▶ **Directive**
Copy all lines of the listing that include the string "делегаций".

Dataset items

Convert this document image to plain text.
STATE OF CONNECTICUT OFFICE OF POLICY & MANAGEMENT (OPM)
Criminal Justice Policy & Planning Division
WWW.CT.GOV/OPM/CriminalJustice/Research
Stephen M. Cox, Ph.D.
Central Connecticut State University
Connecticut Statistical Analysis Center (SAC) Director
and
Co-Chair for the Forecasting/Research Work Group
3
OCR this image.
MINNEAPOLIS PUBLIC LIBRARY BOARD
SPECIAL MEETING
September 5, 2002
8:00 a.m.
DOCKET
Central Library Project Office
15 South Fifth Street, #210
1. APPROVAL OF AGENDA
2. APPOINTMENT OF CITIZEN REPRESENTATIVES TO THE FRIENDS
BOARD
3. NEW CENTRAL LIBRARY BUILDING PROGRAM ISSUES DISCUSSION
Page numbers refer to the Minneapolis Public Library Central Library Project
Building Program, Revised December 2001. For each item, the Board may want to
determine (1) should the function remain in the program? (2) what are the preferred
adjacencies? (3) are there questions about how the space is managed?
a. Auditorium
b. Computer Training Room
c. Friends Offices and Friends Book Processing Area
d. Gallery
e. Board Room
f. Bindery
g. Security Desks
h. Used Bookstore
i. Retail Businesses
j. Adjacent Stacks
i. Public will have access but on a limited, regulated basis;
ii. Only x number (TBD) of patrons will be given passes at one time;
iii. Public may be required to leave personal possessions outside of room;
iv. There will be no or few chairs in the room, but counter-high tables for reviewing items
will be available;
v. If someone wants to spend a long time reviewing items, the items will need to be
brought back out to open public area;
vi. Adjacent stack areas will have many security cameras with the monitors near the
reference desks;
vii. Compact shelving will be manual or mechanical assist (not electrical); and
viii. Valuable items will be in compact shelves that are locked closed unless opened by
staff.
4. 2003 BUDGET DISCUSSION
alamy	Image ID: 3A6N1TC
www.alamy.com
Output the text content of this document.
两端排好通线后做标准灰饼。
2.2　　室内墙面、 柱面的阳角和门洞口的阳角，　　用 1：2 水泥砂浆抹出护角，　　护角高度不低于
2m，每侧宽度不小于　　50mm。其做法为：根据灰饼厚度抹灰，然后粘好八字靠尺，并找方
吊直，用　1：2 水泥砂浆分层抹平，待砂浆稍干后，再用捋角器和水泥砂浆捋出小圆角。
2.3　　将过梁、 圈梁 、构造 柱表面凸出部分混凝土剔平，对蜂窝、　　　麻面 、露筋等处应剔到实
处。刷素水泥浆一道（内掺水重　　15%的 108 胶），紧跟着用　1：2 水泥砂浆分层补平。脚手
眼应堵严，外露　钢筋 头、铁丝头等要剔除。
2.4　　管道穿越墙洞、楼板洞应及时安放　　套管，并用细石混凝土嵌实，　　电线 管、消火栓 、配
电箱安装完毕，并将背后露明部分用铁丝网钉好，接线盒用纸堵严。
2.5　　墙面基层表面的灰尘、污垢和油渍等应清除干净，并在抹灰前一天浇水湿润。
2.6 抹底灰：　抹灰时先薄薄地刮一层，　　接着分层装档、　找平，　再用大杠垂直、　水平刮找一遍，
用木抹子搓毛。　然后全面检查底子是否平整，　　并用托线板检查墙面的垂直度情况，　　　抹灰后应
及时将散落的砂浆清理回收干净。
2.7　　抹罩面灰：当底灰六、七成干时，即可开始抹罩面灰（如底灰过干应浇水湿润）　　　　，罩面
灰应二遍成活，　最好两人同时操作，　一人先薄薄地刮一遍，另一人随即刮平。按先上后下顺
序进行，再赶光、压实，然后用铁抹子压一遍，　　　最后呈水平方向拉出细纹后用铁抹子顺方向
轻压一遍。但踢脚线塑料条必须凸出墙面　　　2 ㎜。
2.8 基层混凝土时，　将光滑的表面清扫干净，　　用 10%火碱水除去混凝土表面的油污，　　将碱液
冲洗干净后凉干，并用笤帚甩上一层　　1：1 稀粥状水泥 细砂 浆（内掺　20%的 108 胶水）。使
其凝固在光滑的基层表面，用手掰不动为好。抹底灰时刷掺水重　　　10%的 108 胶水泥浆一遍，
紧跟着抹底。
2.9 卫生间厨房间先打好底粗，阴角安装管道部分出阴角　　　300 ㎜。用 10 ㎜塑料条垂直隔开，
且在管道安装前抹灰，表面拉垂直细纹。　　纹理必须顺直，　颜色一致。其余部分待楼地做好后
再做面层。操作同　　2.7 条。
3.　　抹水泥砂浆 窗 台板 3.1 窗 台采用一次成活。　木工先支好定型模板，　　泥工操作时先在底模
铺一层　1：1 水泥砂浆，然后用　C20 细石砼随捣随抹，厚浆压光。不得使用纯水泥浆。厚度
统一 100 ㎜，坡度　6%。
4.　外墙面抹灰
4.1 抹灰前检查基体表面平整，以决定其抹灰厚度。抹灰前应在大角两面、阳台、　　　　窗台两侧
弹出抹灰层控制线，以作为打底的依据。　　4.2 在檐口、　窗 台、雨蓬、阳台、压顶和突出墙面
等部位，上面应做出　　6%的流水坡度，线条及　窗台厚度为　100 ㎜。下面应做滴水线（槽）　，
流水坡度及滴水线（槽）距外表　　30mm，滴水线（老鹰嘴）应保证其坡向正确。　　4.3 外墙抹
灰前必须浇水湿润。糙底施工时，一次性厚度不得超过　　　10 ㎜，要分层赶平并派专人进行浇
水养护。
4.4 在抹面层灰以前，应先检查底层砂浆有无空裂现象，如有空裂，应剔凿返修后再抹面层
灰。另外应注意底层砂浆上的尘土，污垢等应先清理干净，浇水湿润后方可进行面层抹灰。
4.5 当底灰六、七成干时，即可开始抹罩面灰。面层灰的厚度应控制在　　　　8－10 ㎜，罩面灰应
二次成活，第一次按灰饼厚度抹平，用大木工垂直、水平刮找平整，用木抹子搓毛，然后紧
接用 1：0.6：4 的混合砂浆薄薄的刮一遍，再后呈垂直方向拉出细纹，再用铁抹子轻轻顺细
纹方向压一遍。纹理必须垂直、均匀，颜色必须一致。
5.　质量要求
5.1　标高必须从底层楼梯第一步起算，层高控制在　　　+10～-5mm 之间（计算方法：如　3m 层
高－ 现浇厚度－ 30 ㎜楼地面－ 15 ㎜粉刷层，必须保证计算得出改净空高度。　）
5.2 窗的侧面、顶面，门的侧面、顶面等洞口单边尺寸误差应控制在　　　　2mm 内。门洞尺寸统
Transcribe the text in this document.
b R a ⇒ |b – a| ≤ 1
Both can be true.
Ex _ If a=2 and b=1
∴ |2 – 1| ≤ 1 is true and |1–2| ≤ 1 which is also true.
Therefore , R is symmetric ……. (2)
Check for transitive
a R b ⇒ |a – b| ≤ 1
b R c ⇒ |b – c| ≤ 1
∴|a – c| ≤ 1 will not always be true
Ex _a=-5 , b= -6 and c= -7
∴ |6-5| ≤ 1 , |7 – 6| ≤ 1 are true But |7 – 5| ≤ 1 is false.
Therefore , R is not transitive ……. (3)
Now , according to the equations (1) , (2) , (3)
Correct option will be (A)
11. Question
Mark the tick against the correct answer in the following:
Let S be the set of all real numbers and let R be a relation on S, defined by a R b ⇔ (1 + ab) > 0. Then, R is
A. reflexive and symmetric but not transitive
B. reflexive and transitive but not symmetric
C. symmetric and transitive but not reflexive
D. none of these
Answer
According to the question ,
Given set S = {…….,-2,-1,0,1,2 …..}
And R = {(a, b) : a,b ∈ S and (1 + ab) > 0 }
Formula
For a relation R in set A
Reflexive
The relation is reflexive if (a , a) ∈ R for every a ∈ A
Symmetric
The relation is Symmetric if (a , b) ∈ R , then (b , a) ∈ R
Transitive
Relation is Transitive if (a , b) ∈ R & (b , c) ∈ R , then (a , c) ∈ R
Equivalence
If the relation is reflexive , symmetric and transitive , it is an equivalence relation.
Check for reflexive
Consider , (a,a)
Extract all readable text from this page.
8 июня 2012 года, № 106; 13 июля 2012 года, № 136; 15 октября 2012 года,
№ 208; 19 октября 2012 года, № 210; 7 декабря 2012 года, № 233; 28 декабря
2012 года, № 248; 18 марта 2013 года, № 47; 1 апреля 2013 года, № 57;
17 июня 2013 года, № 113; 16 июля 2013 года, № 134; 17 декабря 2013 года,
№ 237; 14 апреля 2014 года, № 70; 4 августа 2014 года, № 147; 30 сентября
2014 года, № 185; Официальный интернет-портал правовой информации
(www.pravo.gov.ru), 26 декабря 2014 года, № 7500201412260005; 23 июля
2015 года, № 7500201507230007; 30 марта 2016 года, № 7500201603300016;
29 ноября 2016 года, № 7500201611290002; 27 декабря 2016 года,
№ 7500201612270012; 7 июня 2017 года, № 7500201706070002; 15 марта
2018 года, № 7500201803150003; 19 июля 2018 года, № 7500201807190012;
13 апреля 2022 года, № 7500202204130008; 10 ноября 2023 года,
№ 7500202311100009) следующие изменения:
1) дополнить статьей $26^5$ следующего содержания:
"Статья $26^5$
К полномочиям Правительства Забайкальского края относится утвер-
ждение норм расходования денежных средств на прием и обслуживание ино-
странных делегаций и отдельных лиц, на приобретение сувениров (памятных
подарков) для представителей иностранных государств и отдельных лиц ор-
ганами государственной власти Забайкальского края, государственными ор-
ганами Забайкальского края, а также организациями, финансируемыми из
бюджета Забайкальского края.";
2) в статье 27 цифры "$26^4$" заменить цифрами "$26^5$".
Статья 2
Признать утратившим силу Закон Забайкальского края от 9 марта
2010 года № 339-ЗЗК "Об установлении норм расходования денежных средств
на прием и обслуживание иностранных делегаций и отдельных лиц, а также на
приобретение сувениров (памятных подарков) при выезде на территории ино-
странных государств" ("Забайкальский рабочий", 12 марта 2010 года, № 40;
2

▶ **Correct result**
странных делегаций и отдельных лиц, на приобретение сувениров (памятных
на прием и обслуживание иностранных делегаций и отдельных лиц, а также на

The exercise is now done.